__What you should do__. Return the material below in full and exactly.

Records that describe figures
»»

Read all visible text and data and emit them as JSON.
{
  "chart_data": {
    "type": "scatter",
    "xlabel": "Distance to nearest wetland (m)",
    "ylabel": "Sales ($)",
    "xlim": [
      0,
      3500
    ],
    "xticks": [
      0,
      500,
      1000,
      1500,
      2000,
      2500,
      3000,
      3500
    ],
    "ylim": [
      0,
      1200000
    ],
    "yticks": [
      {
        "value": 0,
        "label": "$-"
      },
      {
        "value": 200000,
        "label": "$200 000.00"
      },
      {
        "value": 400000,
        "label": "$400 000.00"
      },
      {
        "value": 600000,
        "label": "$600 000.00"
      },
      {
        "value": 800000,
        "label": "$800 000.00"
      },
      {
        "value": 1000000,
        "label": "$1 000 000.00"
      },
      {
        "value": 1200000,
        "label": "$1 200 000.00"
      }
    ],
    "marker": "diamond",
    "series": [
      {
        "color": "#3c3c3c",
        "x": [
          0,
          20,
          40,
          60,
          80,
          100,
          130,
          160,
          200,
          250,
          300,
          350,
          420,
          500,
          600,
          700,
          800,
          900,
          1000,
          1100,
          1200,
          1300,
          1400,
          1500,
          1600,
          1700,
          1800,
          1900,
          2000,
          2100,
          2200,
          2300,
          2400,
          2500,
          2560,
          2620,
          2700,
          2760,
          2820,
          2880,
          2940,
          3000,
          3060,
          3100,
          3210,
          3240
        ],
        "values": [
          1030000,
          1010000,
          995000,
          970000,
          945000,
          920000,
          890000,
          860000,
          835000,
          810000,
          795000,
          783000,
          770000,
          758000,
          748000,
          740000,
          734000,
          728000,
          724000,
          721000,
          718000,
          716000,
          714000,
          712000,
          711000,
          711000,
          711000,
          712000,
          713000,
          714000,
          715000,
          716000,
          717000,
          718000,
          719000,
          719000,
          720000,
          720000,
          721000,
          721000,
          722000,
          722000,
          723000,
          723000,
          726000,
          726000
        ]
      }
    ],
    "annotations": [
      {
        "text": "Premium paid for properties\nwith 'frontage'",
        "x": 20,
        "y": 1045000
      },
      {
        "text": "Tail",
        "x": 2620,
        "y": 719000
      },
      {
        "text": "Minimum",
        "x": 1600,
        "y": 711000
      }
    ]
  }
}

««

__Task output__.
Read all visible text and data and emit them as JSON.
{
  "chart_data": {
    "type": "scatter",
    "xlabel": "Distance to nearest wetland (m)",
    "ylabel": "Sales ($)",
    "xlim": [
      0,
      3500
    ],
    "xticks": [
      0,
      500,
      1000,
      1500,
      2000,
      2500,
      3000,
      3500
    ],
    "ylim": [
      0,
      1200000
    ],
    "yticks": [
      {
        "value": 0,
        "label": "$-"
      },
      {
        "value": 200000,
        "label": "$200 000.00"
      },
      {
        "value": 400000,
        "label": "$400 000.00"
      },
      {
        "value": 600000,
        "label": "$600 000.00"
      },
      {
        "value": 800000,
        "label": "$800 000.00"
      },
      {
        "value": 1000000,
        "label": "$1 000 000.00"
      },
      {
        "value": 1200000,
        "label": "$1 200 000.00"
      }
    ],
    "marker": "diamond",
    "series": [
      {
        "color": "#3c3c3c",
        "x": [
          0,
          20,
          40,
          60,
          80,
          100,
          130,
          160,
          200,
          250,
          300,
          350,
          420,
          500,
          600,
          700,
          800,
          900,
          1000,
          1100,
          1200,
          1300,
          1400,
          1500,
          1600,
          1700,
          1800,
          1900,
          2000,
          2100,
          2200,
          2300,
          2400,
          2500,
          2560,
          2620,
          2700,
          2760,
          2820,
          2880,
          2940,
          3000,
          3060,
          3100,
          3210,
          3240
        ],
        "values": [
          1030000,
          1010000,
          995000,
          970000,
          945000,
          920000,
          890000,
          860000,
          835000,
          810000,
          795000,
          783000,
          770000,
          758000,
          748000,
          740000,
          734000,
          728000,
          724000,
          721000,
          718000,
          716000,
          714000,
          712000,
          711000,
          711000,
          711000,
          712000,
          713000,
          714000,
          715000,
          716000,
          717000,
          718000,
          719000,
          719000,
          720000,
          720000,
          721000,
          721000,
          722000,
          722000,
          723000,
          723000,
          726000,
          726000
        ]
      }
    ],
    "annotations": [
      {
        "text": "Premium paid for properties\nwith 'frontage'",
        "x": 20,
        "y": 1045000
      },
      {
        "text": "Tail",
        "x": 2620,
        "y": 719000
      },
      {
        "text": "Minimum",
        "x": 1600,
        "y": 711000
      }
    ]
  }
}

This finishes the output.